• [TASK DIRECTIONS]: Determine how many lines contain the string "source", then reply with that figure only.

^^^^

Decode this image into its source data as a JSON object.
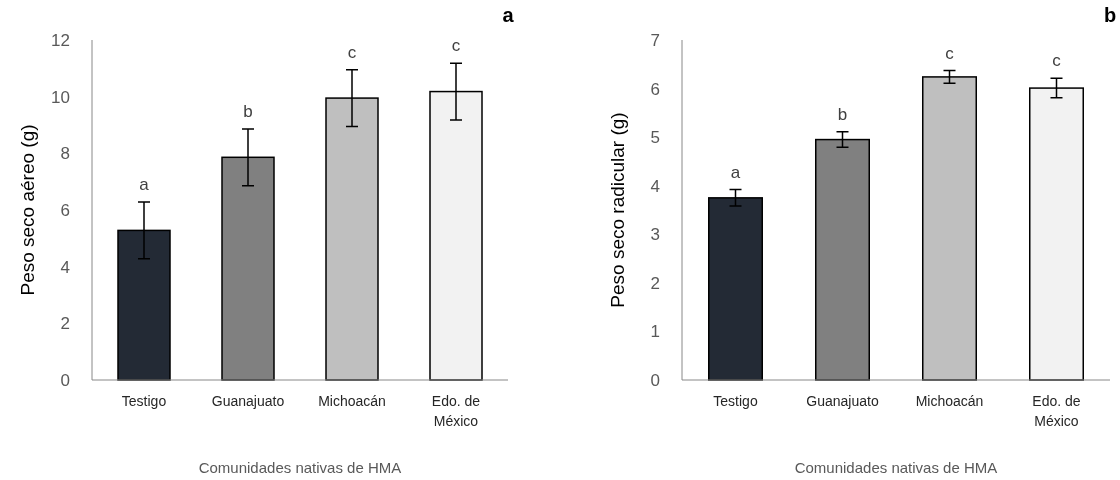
{
  "chart_data": [
    {
      "type": "bar",
      "xlabel": "Comunidades nativas de HMA",
      "ylabel": "Peso seco aéreo (g)",
      "categories": [
        "Testigo",
        "Guanajuato",
        "Michoacán",
        "Edo. de México"
      ],
      "values": [
        5.28,
        7.86,
        9.95,
        10.18
      ],
      "errors": [
        1.0,
        1.0,
        1.0,
        1.0
      ],
      "colors": [
        "#232a35",
        "#808080",
        "#bfbfbf",
        "#f2f2f2"
      ],
      "ylim": [
        0,
        12
      ],
      "yticks": [
        0,
        2,
        4,
        6,
        8,
        10,
        12
      ],
      "grid": false,
      "annotations": [
        "a",
        {
          "text": "a",
          "x": "Testigo",
          "y": 6.28
        },
        {
          "text": "b",
          "x": "Guanajuato",
          "y": 8.86
        },
        {
          "text": "c",
          "x": "Michoacán",
          "y": 10.95
        },
        {
          "text": "c",
          "x": "Edo. de México",
          "y": 11.18
        }
      ]
    },
    {
      "type": "bar",
      "xlabel": "Comunidades nativas de HMA",
      "ylabel": "Peso seco radicular (g)",
      "categories": [
        "Testigo",
        "Guanajuato",
        "Michoacán",
        "Edo. de México"
      ],
      "values": [
        3.75,
        4.95,
        6.24,
        6.01
      ],
      "errors": [
        0.17,
        0.16,
        0.13,
        0.2
      ],
      "colors": [
        "#232a35",
        "#808080",
        "#bfbfbf",
        "#f2f2f2"
      ],
      "ylim": [
        0,
        7
      ],
      "yticks": [
        0,
        1,
        2,
        3,
        4,
        5,
        6,
        7
      ],
      "grid": false,
      "annotations": [
        "b",
        {
          "text": "a",
          "x": "Testigo",
          "y": 3.92
        },
        {
          "text": "b",
          "x": "Guanajuato",
          "y": 5.11
        },
        {
          "text": "c",
          "x": "Michoacán",
          "y": 6.37
        },
        {
          "text": "c",
          "x": "Edo. de México",
          "y": 6.21
        }
      ]
    }
  ]
}
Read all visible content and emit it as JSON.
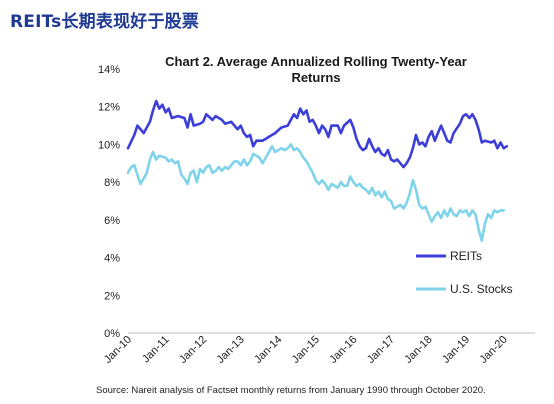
{
  "page_title": "REITs长期表现好于股票",
  "chart_data": {
    "type": "line",
    "title": [
      "Chart 2. Average Annualized Rolling Twenty-Year",
      "Returns"
    ],
    "xlabel": "",
    "ylabel": "",
    "x_tick_labels": [
      "Jan-10",
      "Jan-11",
      "Jan-12",
      "Jan-13",
      "Jan-14",
      "Jan-15",
      "Jan-16",
      "Jan-17",
      "Jan-18",
      "Jan-19",
      "Jan-20"
    ],
    "y_tick_labels": [
      "0%",
      "2%",
      "4%",
      "6%",
      "8%",
      "10%",
      "12%",
      "14%"
    ],
    "ylim": [
      0,
      14
    ],
    "x_range_months": [
      0,
      130
    ],
    "grid": false,
    "legend_position": "lower-right",
    "source": "Source: Nareit analysis of Factset monthly returns from January 1990 through October 2020.",
    "series": [
      {
        "name": "REITs",
        "color": "#3b3fd8",
        "points": [
          [
            0,
            9.8
          ],
          [
            2,
            10.5
          ],
          [
            3,
            11.0
          ],
          [
            5,
            10.6
          ],
          [
            7,
            11.2
          ],
          [
            8,
            11.8
          ],
          [
            9,
            12.3
          ],
          [
            10,
            11.9
          ],
          [
            11,
            12.1
          ],
          [
            12,
            11.7
          ],
          [
            13,
            11.9
          ],
          [
            14,
            11.4
          ],
          [
            16,
            11.5
          ],
          [
            18,
            11.4
          ],
          [
            19,
            10.9
          ],
          [
            20,
            11.6
          ],
          [
            21,
            11.0
          ],
          [
            23,
            11.1
          ],
          [
            24,
            11.2
          ],
          [
            25,
            11.6
          ],
          [
            27,
            11.3
          ],
          [
            28,
            11.5
          ],
          [
            30,
            11.3
          ],
          [
            31,
            11.1
          ],
          [
            33,
            11.2
          ],
          [
            35,
            10.8
          ],
          [
            36,
            11.0
          ],
          [
            37,
            10.6
          ],
          [
            38,
            10.4
          ],
          [
            39,
            10.5
          ],
          [
            40,
            9.9
          ],
          [
            41,
            10.2
          ],
          [
            43,
            10.2
          ],
          [
            45,
            10.4
          ],
          [
            47,
            10.6
          ],
          [
            49,
            10.9
          ],
          [
            51,
            11.0
          ],
          [
            53,
            11.6
          ],
          [
            54,
            11.4
          ],
          [
            55,
            11.9
          ],
          [
            56,
            11.6
          ],
          [
            57,
            11.8
          ],
          [
            58,
            11.2
          ],
          [
            59,
            11.3
          ],
          [
            60,
            11.0
          ],
          [
            61,
            10.6
          ],
          [
            62,
            11.0
          ],
          [
            63,
            10.8
          ],
          [
            64,
            10.4
          ],
          [
            65,
            11.0
          ],
          [
            67,
            11.0
          ],
          [
            68,
            10.6
          ],
          [
            69,
            11.0
          ],
          [
            71,
            11.3
          ],
          [
            72,
            10.9
          ],
          [
            73,
            10.3
          ],
          [
            74,
            9.9
          ],
          [
            75,
            9.7
          ],
          [
            76,
            9.8
          ],
          [
            77,
            10.3
          ],
          [
            78,
            9.9
          ],
          [
            79,
            9.6
          ],
          [
            80,
            9.8
          ],
          [
            81,
            9.5
          ],
          [
            82,
            9.4
          ],
          [
            83,
            9.7
          ],
          [
            84,
            9.2
          ],
          [
            85,
            9.1
          ],
          [
            86,
            9.2
          ],
          [
            87,
            9.0
          ],
          [
            88,
            8.8
          ],
          [
            89,
            9.0
          ],
          [
            90,
            9.3
          ],
          [
            91,
            9.8
          ],
          [
            92,
            10.5
          ],
          [
            93,
            10.0
          ],
          [
            94,
            10.1
          ],
          [
            95,
            9.9
          ],
          [
            96,
            10.4
          ],
          [
            97,
            10.7
          ],
          [
            98,
            10.2
          ],
          [
            99,
            10.6
          ],
          [
            100,
            11.0
          ],
          [
            101,
            10.6
          ],
          [
            102,
            10.2
          ],
          [
            103,
            10.1
          ],
          [
            104,
            10.6
          ],
          [
            106,
            11.1
          ],
          [
            107,
            11.5
          ],
          [
            108,
            11.6
          ],
          [
            109,
            11.4
          ],
          [
            110,
            11.6
          ],
          [
            111,
            11.3
          ],
          [
            112,
            10.8
          ],
          [
            113,
            10.1
          ],
          [
            114,
            10.2
          ],
          [
            116,
            10.1
          ],
          [
            117,
            10.2
          ],
          [
            118,
            9.8
          ],
          [
            119,
            10.1
          ],
          [
            120,
            9.8
          ],
          [
            121,
            9.9
          ]
        ]
      },
      {
        "name": "U.S. Stocks",
        "color": "#7fd3ea",
        "points": [
          [
            0,
            8.5
          ],
          [
            1,
            8.8
          ],
          [
            2,
            8.9
          ],
          [
            3,
            8.4
          ],
          [
            4,
            7.9
          ],
          [
            5,
            8.2
          ],
          [
            6,
            8.5
          ],
          [
            7,
            9.2
          ],
          [
            8,
            9.6
          ],
          [
            9,
            9.2
          ],
          [
            10,
            9.4
          ],
          [
            12,
            9.3
          ],
          [
            13,
            9.1
          ],
          [
            14,
            9.2
          ],
          [
            15,
            9.0
          ],
          [
            16,
            9.1
          ],
          [
            17,
            8.4
          ],
          [
            18,
            8.2
          ],
          [
            19,
            7.9
          ],
          [
            20,
            8.5
          ],
          [
            21,
            8.6
          ],
          [
            22,
            8.0
          ],
          [
            23,
            8.7
          ],
          [
            24,
            8.5
          ],
          [
            25,
            8.8
          ],
          [
            26,
            8.9
          ],
          [
            27,
            8.5
          ],
          [
            28,
            8.6
          ],
          [
            29,
            8.8
          ],
          [
            30,
            8.6
          ],
          [
            31,
            8.8
          ],
          [
            32,
            8.7
          ],
          [
            33,
            8.9
          ],
          [
            34,
            9.1
          ],
          [
            35,
            9.1
          ],
          [
            36,
            8.9
          ],
          [
            37,
            9.2
          ],
          [
            38,
            8.9
          ],
          [
            39,
            9.1
          ],
          [
            40,
            9.5
          ],
          [
            41,
            9.4
          ],
          [
            42,
            9.3
          ],
          [
            43,
            9.0
          ],
          [
            44,
            9.3
          ],
          [
            45,
            9.6
          ],
          [
            46,
            9.9
          ],
          [
            47,
            9.6
          ],
          [
            48,
            9.7
          ],
          [
            49,
            9.8
          ],
          [
            50,
            9.7
          ],
          [
            51,
            9.8
          ],
          [
            52,
            10.0
          ],
          [
            53,
            9.7
          ],
          [
            54,
            9.8
          ],
          [
            55,
            9.6
          ],
          [
            56,
            9.3
          ],
          [
            57,
            9.1
          ],
          [
            58,
            8.8
          ],
          [
            59,
            8.5
          ],
          [
            60,
            8.1
          ],
          [
            61,
            7.9
          ],
          [
            62,
            8.1
          ],
          [
            63,
            7.9
          ],
          [
            64,
            7.6
          ],
          [
            65,
            7.9
          ],
          [
            66,
            7.8
          ],
          [
            67,
            7.7
          ],
          [
            68,
            8.0
          ],
          [
            69,
            7.8
          ],
          [
            70,
            7.8
          ],
          [
            71,
            8.3
          ],
          [
            72,
            8.0
          ],
          [
            73,
            7.8
          ],
          [
            74,
            7.9
          ],
          [
            75,
            7.7
          ],
          [
            76,
            7.6
          ],
          [
            77,
            7.4
          ],
          [
            78,
            7.7
          ],
          [
            79,
            7.3
          ],
          [
            80,
            7.5
          ],
          [
            81,
            7.2
          ],
          [
            82,
            7.5
          ],
          [
            83,
            7.1
          ],
          [
            84,
            7.0
          ],
          [
            85,
            6.6
          ],
          [
            86,
            6.7
          ],
          [
            87,
            6.8
          ],
          [
            88,
            6.6
          ],
          [
            89,
            6.9
          ],
          [
            90,
            7.4
          ],
          [
            91,
            8.1
          ],
          [
            92,
            7.6
          ],
          [
            93,
            6.8
          ],
          [
            94,
            6.6
          ],
          [
            95,
            6.7
          ],
          [
            96,
            6.3
          ],
          [
            97,
            5.9
          ],
          [
            98,
            6.2
          ],
          [
            99,
            6.4
          ],
          [
            100,
            6.1
          ],
          [
            101,
            6.5
          ],
          [
            102,
            6.2
          ],
          [
            103,
            6.6
          ],
          [
            104,
            6.3
          ],
          [
            105,
            6.2
          ],
          [
            106,
            6.5
          ],
          [
            107,
            6.4
          ],
          [
            108,
            6.5
          ],
          [
            109,
            6.2
          ],
          [
            110,
            6.5
          ],
          [
            111,
            6.3
          ],
          [
            112,
            5.5
          ],
          [
            113,
            4.9
          ],
          [
            114,
            5.8
          ],
          [
            115,
            6.3
          ],
          [
            116,
            6.1
          ],
          [
            117,
            6.5
          ],
          [
            118,
            6.4
          ],
          [
            119,
            6.5
          ],
          [
            120,
            6.5
          ]
        ]
      }
    ]
  }
}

^^^^

• [TASK OUTPUT]: 2